**EXCERPT**
HFMSE allows for the assessment of high-functioning SMA type 2 and includes 20 items from the Hammersmith Functional Motor Scale (a tool for evaluation of motor function in pediatric patients with SMA type 2, not designed for ambulatory patients), and 13 items from Gross Motor Function Measure. HFMSE can distinguish between ambulatory SMA type 3 patients and allows for the inclusion of a broader range of intermediate and mild SMA patients [
23,
24,
25,
26,
27]. The score ranges between 0 and 66.
A 6 min walk test (6 MWT) [
28] is a submaximal exercise test used to assess aerobic capacity and endurance. The distance covered over 6 min is used as the outcome by which to compare changes in performance capacity.
The percentage yields for CHOP/HFMSE scores’ evolution were calculated based on SMA type. The percent yield is calculated by multiplying the actual yield (the actual improvement in motor development after 26 months of nusinersen treatment) by the theoretical yield (the maximum possible value of motor development).
Simultaneously, we tracked the evolution of CMAP under treatment at the same time intervals, 26 months.
The statistical data processing was performed using the Statistical Package for the Social Sciences IBM SPSS Statistics 24 and Excel 2021 software. The data processing for the analysis of the potential correlations between the collected data followed-up on two statistical indicators: statistical significance (
p) and Pearson correlation coefficient (r) [
29,
30]. The Pearson correlation coefficient is a measure of linear correlation between two sets of data. It returns a value between −1 and 1, where 1 indicates a strong positive relationship, 0 indicates no relationship at all, and −1 indicates a strong negative relationship. The r value indicates a moderate correlation if 0.40 < r < 0.70, a strong correlation if 0.70 < r < 0.90 and a very strong one if r > 0.90.

**ASSIGNMENT**
Could you copy the excerpt on SMA motor assessment, starting with "Simultaneously, we tracked" and going on through "if r > 0.90.", changing "Pearson correlation coefficient" to "Pearson coefficient" each time it appears? The records have no connection to the excerpt on SMA motor assessment.

**MATERIAL PROVIDED**
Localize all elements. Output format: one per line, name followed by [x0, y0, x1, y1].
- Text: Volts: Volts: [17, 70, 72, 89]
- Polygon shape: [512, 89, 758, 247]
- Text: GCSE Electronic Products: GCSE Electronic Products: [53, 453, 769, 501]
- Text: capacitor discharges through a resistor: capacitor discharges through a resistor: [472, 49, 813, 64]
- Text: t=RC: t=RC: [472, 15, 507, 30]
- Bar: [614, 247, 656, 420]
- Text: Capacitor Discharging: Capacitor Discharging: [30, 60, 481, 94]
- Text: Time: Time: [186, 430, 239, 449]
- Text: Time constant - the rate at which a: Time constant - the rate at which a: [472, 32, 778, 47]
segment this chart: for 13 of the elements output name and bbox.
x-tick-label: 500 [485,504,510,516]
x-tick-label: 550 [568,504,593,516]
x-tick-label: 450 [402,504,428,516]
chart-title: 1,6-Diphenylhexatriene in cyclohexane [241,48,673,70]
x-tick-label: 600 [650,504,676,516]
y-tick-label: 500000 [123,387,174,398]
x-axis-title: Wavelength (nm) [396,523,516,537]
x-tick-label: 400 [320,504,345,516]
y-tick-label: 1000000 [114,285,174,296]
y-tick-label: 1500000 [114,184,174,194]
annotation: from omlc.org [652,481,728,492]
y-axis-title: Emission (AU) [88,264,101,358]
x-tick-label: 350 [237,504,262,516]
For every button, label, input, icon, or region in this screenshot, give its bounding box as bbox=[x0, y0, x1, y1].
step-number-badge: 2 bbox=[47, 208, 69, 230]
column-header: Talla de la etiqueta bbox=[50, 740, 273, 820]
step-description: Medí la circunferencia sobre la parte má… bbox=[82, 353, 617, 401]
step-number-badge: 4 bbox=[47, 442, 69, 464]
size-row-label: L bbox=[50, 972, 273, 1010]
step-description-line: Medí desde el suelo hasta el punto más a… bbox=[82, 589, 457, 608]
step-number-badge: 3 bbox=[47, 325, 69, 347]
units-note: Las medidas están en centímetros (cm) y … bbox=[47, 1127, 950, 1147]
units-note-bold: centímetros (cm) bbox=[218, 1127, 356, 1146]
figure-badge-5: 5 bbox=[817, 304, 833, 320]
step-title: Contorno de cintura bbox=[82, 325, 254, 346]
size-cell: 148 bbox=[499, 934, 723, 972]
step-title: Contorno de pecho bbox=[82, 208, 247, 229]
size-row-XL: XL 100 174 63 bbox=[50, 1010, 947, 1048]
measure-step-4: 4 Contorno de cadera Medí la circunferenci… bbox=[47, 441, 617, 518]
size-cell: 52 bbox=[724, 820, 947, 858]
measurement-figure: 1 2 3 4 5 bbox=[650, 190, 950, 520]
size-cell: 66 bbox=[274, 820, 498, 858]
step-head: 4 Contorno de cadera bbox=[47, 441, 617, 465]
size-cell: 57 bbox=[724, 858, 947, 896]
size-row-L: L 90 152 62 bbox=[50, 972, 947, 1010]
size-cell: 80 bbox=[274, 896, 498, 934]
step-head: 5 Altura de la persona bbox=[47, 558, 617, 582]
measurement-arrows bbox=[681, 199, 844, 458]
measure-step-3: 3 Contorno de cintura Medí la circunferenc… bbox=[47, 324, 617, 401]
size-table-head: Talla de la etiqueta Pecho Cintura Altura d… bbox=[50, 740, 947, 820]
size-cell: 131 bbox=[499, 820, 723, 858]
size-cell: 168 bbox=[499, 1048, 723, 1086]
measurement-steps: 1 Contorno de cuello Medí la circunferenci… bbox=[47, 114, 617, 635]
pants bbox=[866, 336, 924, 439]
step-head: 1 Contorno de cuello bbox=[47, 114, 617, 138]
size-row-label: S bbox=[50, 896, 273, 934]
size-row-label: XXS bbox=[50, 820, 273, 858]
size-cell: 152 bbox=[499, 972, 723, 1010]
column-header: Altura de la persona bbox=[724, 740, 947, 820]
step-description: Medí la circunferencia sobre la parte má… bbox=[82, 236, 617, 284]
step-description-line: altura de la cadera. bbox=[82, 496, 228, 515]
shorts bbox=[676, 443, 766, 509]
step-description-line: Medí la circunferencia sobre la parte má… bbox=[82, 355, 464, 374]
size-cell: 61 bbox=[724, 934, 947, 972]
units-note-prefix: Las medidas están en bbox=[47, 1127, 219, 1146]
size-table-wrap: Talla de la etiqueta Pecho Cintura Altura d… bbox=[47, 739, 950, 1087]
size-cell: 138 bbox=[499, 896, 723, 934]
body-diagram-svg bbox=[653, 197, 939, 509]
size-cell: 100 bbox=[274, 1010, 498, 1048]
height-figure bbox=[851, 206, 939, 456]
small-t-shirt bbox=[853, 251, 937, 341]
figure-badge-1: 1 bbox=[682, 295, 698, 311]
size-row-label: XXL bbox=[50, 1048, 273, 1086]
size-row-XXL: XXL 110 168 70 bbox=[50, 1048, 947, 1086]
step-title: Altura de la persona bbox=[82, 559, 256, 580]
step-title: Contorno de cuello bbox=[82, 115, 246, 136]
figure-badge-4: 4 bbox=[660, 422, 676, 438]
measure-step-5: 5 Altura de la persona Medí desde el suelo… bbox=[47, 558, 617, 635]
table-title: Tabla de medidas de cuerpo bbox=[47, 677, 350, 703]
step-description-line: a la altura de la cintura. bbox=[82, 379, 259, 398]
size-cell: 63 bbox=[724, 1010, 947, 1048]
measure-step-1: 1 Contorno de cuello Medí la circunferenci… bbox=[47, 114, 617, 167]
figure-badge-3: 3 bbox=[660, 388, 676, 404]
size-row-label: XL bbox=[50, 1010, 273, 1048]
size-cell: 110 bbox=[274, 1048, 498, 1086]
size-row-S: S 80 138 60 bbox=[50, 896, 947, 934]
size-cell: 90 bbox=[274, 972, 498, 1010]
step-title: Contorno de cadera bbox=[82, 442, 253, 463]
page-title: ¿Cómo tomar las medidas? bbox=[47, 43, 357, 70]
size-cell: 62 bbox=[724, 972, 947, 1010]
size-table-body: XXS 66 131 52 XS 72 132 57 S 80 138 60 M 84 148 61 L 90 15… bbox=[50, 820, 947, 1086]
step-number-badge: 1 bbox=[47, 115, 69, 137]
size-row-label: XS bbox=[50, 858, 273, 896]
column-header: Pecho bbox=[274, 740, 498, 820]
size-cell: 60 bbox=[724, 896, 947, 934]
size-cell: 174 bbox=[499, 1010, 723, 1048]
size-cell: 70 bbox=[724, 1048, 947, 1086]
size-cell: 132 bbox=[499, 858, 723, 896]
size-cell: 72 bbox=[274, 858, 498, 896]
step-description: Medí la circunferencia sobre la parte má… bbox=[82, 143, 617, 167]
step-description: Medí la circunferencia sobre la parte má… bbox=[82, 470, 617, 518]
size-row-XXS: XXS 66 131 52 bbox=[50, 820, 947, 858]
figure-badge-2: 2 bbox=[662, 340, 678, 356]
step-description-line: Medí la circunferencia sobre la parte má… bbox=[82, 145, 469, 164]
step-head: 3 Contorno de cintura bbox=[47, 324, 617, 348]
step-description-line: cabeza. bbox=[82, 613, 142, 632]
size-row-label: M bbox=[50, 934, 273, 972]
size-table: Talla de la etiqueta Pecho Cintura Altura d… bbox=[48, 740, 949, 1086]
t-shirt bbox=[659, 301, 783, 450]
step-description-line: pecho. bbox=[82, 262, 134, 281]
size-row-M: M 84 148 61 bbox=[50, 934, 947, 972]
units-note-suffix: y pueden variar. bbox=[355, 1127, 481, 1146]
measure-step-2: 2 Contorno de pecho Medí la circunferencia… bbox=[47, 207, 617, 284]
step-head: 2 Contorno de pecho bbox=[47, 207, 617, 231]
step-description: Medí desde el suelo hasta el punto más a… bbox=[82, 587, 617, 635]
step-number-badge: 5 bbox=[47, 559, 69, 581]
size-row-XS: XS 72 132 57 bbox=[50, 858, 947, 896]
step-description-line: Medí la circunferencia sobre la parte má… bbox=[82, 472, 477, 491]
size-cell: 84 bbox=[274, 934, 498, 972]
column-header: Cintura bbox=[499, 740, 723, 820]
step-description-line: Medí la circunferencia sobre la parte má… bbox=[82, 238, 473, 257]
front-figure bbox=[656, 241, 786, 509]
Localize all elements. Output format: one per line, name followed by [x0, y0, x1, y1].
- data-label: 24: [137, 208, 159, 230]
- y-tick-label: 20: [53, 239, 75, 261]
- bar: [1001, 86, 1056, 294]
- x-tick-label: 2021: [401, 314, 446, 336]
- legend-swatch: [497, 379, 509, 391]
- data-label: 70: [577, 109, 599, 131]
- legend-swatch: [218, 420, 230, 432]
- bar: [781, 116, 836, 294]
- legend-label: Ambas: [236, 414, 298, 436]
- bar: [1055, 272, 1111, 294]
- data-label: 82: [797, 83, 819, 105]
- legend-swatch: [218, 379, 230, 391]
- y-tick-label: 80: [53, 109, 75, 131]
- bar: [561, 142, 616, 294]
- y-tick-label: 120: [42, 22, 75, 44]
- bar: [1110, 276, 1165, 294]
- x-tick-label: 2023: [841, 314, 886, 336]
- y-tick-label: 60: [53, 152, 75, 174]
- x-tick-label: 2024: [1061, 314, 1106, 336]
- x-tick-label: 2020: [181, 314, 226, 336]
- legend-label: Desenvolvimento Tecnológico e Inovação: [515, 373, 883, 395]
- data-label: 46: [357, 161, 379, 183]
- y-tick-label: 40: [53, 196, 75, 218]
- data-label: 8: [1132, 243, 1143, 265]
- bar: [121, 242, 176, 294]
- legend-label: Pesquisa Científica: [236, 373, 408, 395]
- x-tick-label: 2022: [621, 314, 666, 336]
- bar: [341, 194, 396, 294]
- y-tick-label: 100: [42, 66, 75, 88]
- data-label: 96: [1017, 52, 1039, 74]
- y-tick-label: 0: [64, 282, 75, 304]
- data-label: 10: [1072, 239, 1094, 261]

**RESULT OF THIS EXERCISE**
Simultaneously, we tracked the evolution of CMAP under treatment at the same time intervals, 26 months.
The statistical data processing was performed using the Statistical Package for the Social Sciences IBM SPSS Statistics 24 and Excel 2021 software. The data processing for the analysis of the potential correlations between the collected data followed-up on two statistical indicators: statistical significance (
p) and Pearson coefficient (r) [
29,
30]. The Pearson coefficient is a measure of linear correlation between two sets of data. It returns a value between −1 and 1, where 1 indicates a strong positive relationship, 0 indicates no relationship at all, and −1 indicates a strong negative relationship. The r value indicates a moderate correlation if 0.40 < r < 0.70, a strong correlation if 0.70 < r < 0.90 and a very strong one if r > 0.90.